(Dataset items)
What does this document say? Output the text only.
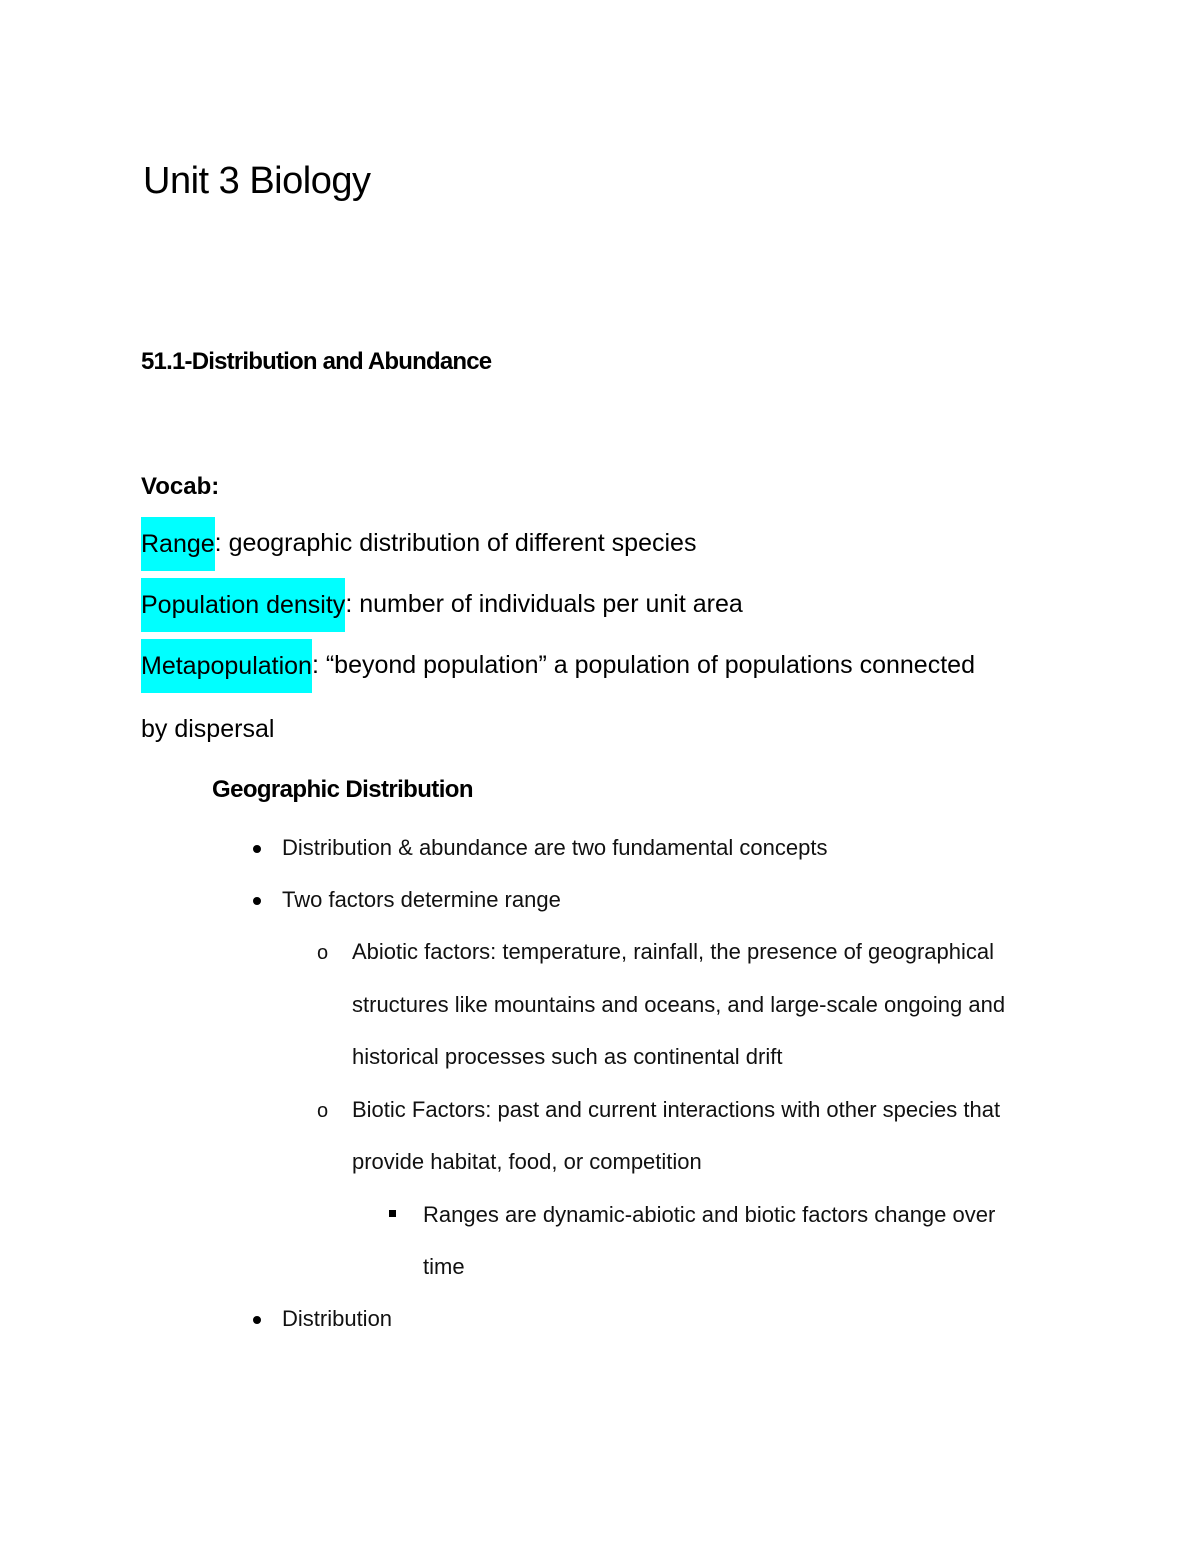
Unit 3 Biology
51.1-Distribution and Abundance
Vocab:
Range: geographic distribution of different species
Population density: number of individuals per unit area
Metapopulation: “beyond population” a population of populations connected
by dispersal
Geographic Distribution
Distribution & abundance are two fundamental concepts
Two factors determine range
o Abiotic factors: temperature, rainfall, the presence of geographical
structures like mountains and oceans, and large-scale ongoing and
historical processes such as continental drift
o Biotic Factors: past and current interactions with other species that
provide habitat, food, or competition
Ranges are dynamic-abiotic and biotic factors change over
time
Distribution
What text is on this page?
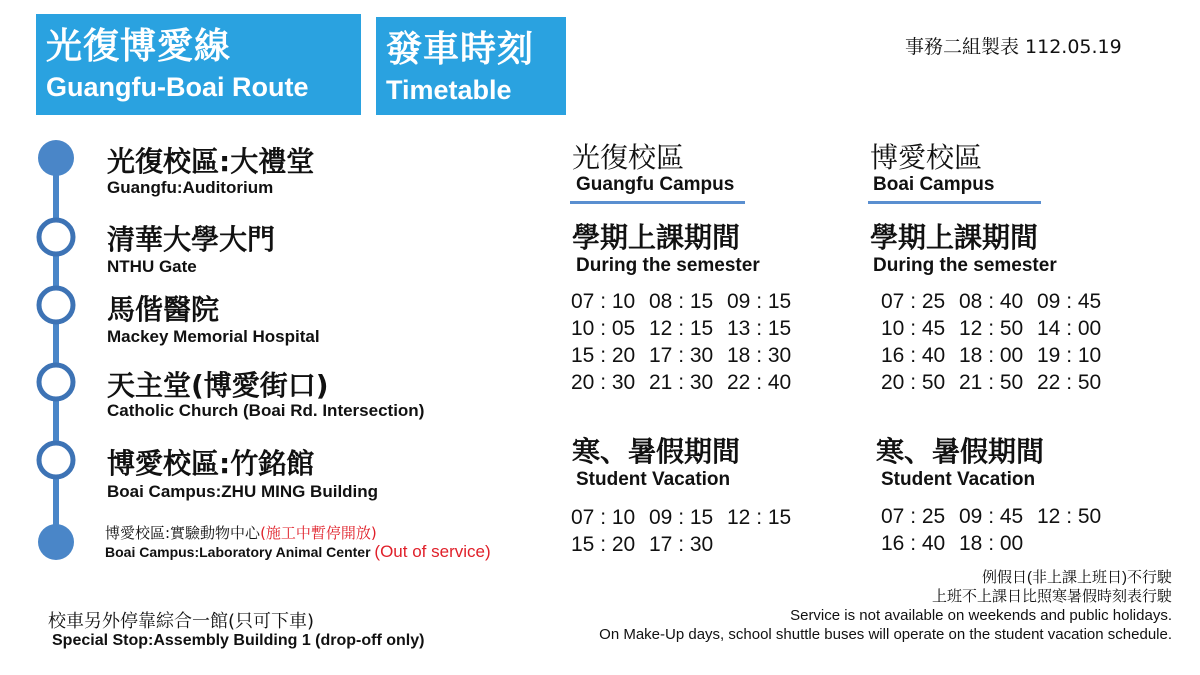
光復博愛線
Guangfu-Boai Route
發車時刻
Timetable
事務二組製表 112.05.19
光復校區:大禮堂
Guangfu:Auditorium
清華大學大門
NTHU Gate
馬偕醫院
Mackey Memorial Hospital
天主堂(博愛街口)
Catholic Church (Boai Rd. Intersection)
博愛校區:竹銘館
Boai Campus:ZHU MING Building
博愛校區:實驗動物中心(施工中暫停開放)
Boai Campus:Laboratory Animal Center (Out of service)
光復校區
Guangfu Campus
學期上課期間
During the semester
07 : 10 08 : 15 09 : 15
10 : 05 12 : 15 13 : 15
15 : 20 17 : 30 18 : 30
20 : 30 21 : 30 22 : 40
寒、暑假期間
Student Vacation
07 : 10 09 : 15 12 : 15
15 : 20 17 : 30
博愛校區
Boai Campus
學期上課期間
During the semester
07 : 25 08 : 40 09 : 45
10 : 45 12 : 50 14 : 00
16 : 40 18 : 00 19 : 10
20 : 50 21 : 50 22 : 50
寒、暑假期間
Student Vacation
07 : 25 09 : 45 12 : 50
16 : 40 18 : 00
例假日(非上課上班日)不行駛
上班不上課日比照寒暑假時刻表行駛
Service is not available on weekends and public holidays.
On Make-Up days, school shuttle buses will operate on the student vacation schedule.
校車另外停靠綜合一館(只可下車)
Special Stop:Assembly Building 1 (drop-off only)
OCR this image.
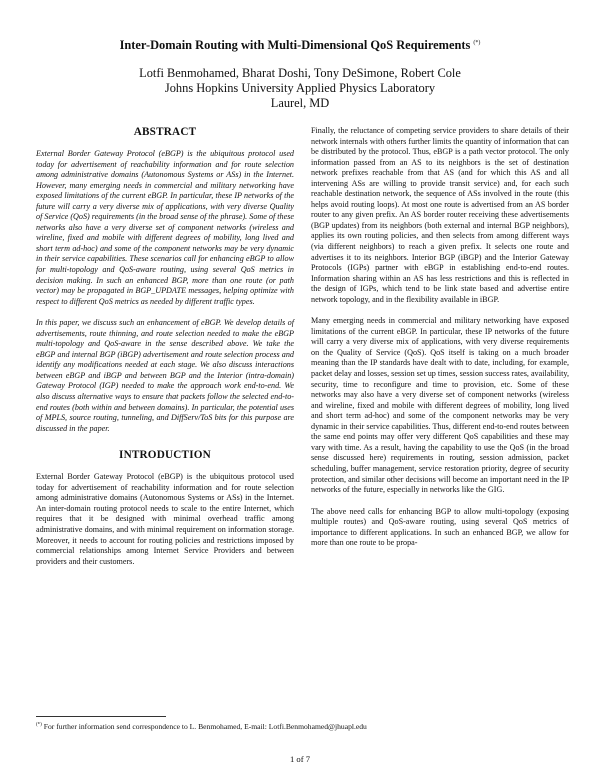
Inter-Domain Routing with Multi-Dimensional QoS Requirements (*)
Lotfi Benmohamed, Bharat Doshi, Tony DeSimone, Robert Cole
Johns Hopkins University Applied Physics Laboratory
Laurel, MD
ABSTRACT

External Border Gateway Protocol (eBGP) is the ubiquitous protocol used today for advertisement of reachability information and for route selection among administrative domains (Autonomous Systems or ASs) in the Internet. However, many emerging needs in commercial and military networking have exposed limitations of the current eBGP. In particular, these IP networks of the future will carry a very diverse mix of applications, with very diverse Quality of Service (QoS) requirements (in the broad sense of the phrase). Some of these networks also have a very diverse set of component networks (wireless and wireline, fixed and mobile with different degrees of mobility, long lived and short term ad-hoc) and some of the component networks may be very dynamic in their service capabilities. These scenarios call for enhancing eBGP to allow for multi-topology and QoS-aware routing, using several QoS metrics in decision making. In such an enhanced BGP, more than one route (or path vector) may be propagated in BGP_UPDATE messages, helping optimize with respect to different QoS metrics as needed by different traffic types.

In this paper, we discuss such an enhancement of eBGP. We develop details of advertisements, route thinning, and route selection needed to make the eBGP multi-topology and QoS-aware in the sense described above. We take the eBGP and internal BGP (iBGP) advertisement and route selection process and identify any modifications needed at each stage. We also discuss interactions between eBGP and iBGP and between BGP and the Interior (intra-domain) Gateway Protocol (IGP) needed to make the approach work end-to-end. We also discuss alternative ways to ensure that packets follow the selected end-to-end routes (both within and between domains). In particular, the potential uses of MPLS, source routing, tunneling, and DiffServ/ToS bits for this purpose are discussed in the paper.

INTRODUCTION

External Border Gateway Protocol (eBGP) is the ubiquitous protocol used today for advertisement of reachability information and for route selection among administrative domains (Autonomous Systems or ASs) in the Internet. An inter-domain routing protocol needs to scale to the entire Internet, which requires that it be designed with minimal overhead traffic among administrative domains, and with minimal requirement on information storage. Moreover, it needs to account for routing policies and restrictions imposed by commercial relationships among Internet Service Providers and between providers and their customers.

Finally, the reluctance of competing service providers to share details of their network internals with others further limits the quantity of information that can be distributed by the protocol. Thus, eBGP is a path vector protocol. The only information passed from an AS to its neighbors is the set of destination network prefixes reachable from that AS (and for which this AS and all intervening ASs are willing to provide transit service) and, for each such reachable destination network, the sequence of ASs involved in the route (this helps avoid routing loops). At most one route is advertised from an AS border router to any given prefix. An AS border router receiving these advertisements (BGP updates) from its neighbors (both external and internal BGP neighbors), applies its own routing policies, and then selects from among different ways (via different neighbors) to reach a given prefix. It selects one route and advertises it to its neighbors. Interior BGP (iBGP) and the Interior Gateway Protocols (IGPs) partner with eBGP in establishing end-to-end routes. Information sharing within an AS has less restrictions and this is reflected in the design of IGPs, which tend to be link state based and advertise entire network topology, and in the flexibility available in iBGP.

Many emerging needs in commercial and military networking have exposed limitations of the current eBGP. In particular, these IP networks of the future will carry a very diverse mix of applications, with very diverse requirements on the Quality of Service (QoS). QoS itself is taking on a much broader meaning than the IP standards have dealt with to date, including, for example, packet delay and losses, session set up times, session success rates, availability, security, time to reconfigure and time to provision, etc. Some of these networks may also have a very diverse set of component networks (wireless and wireline, fixed and mobile with different degrees of mobility, long lived and short term ad-hoc) and some of the component networks may be very dynamic in their service capabilities. Thus, different end-to-end routes between the same end points may offer very different QoS capabilities and these may vary with time. As a result, having the capability to use the QoS (in the broad sense discussed here) requirements in routing, session admission, packet scheduling, buffer management, service restoration priority, degree of security protection, and similar other decisions will become an important need in the IP networks of the future, especially in networks like the GIG.

The above need calls for enhancing BGP to allow multi-topology (exposing multiple routes) and QoS-aware routing, using several QoS metrics of importance to different applications. In such an enhanced BGP, we allow for more than one route to be propa-

(*) For further information send correspondence to L. Benmohamed, E-mail: Lotfi.Benmohamed@jhuapl.edu
1 of 7
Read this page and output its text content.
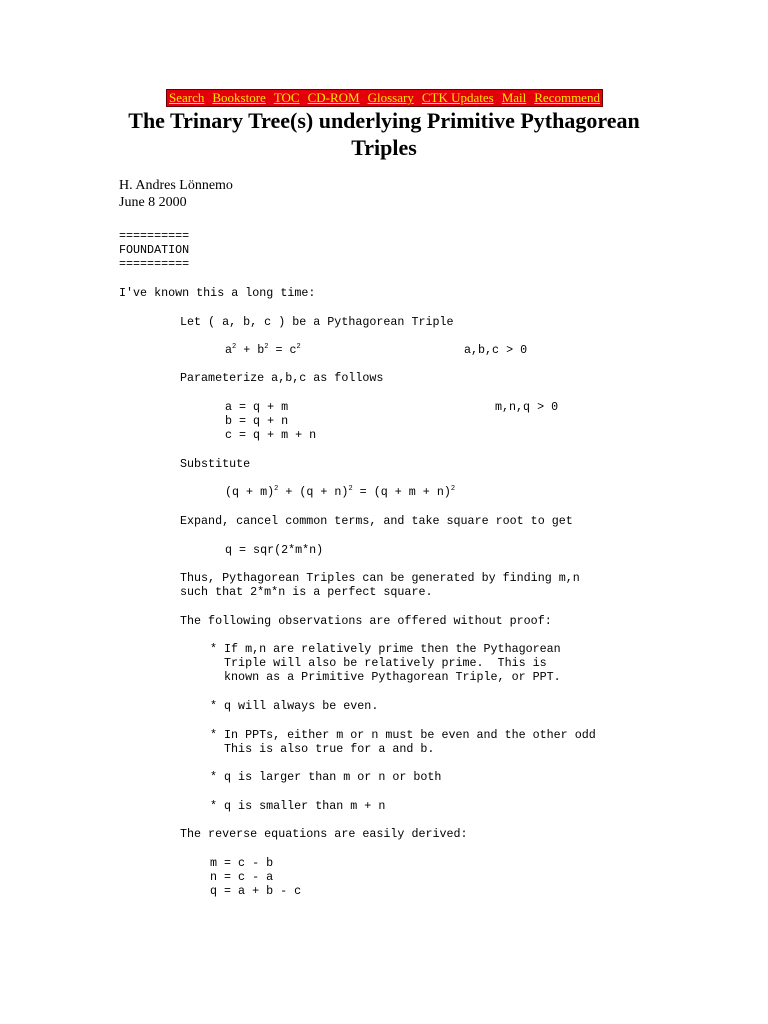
Search Bookstore TOC CD-ROM Glossary CTK Updates Mail Recommend
The Trinary Tree(s) underlying Primitive Pythagorean Triples
H. Andres Lönnemo
June 8 2000
==========
FOUNDATION
==========
I've known this a long time:
Let ( a, b, c ) be a Pythagorean Triple
$a^2 + b^2 = c^2$	a,b,c > 0
Parameterize a,b,c as follows
a = q + m	m,n,q > 0
b = q + n
c = q + m + n
Substitute
$(q + m)^2 + (q + n)^2 = (q + m + n)^2$
Expand, cancel common terms, and take square root to get
q = sqr(2*m*n)
Thus, Pythagorean Triples can be generated by finding m,n
such that 2*m*n is a perfect square.
The following observations are offered without proof:
* If m,n are relatively prime then the Pythagorean
Triple will also be relatively prime.  This is
known as a Primitive Pythagorean Triple, or PPT.
* q will always be even.
* In PPTs, either m or n must be even and the other odd
This is also true for a and b.
* q is larger than m or n or both
* q is smaller than m + n
The reverse equations are easily derived:
m = c - b
n = c - a
q = a + b - c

Challenge
Return verbatim every line from the line containing "Read this page and output its text content." to the last line of the entries above, inclusive, and leave out the pictures.

Task answer
Read this page and output its text content.
Search Bookstore TOC CD-ROM Glossary CTK Updates Mail Recommend
The Trinary Tree(s) underlying Primitive Pythagorean Triples
H. Andres Lönnemo
June 8 2000
==========
FOUNDATION
==========
I've known this a long time:
Let ( a, b, c ) be a Pythagorean Triple
$a^2 + b^2 = c^2$	a,b,c > 0
Parameterize a,b,c as follows
a = q + m	m,n,q > 0
b = q + n
c = q + m + n
Substitute
$(q + m)^2 + (q + n)^2 = (q + m + n)^2$
Expand, cancel common terms, and take square root to get
q = sqr(2*m*n)
Thus, Pythagorean Triples can be generated by finding m,n
such that 2*m*n is a perfect square.
The following observations are offered without proof:
* If m,n are relatively prime then the Pythagorean
Triple will also be relatively prime.  This is
known as a Primitive Pythagorean Triple, or PPT.
* q will always be even.
* In PPTs, either m or n must be even and the other odd
This is also true for a and b.
* q is larger than m or n or both
* q is smaller than m + n
The reverse equations are easily derived:
m = c - b
n = c - a
q = a + b - c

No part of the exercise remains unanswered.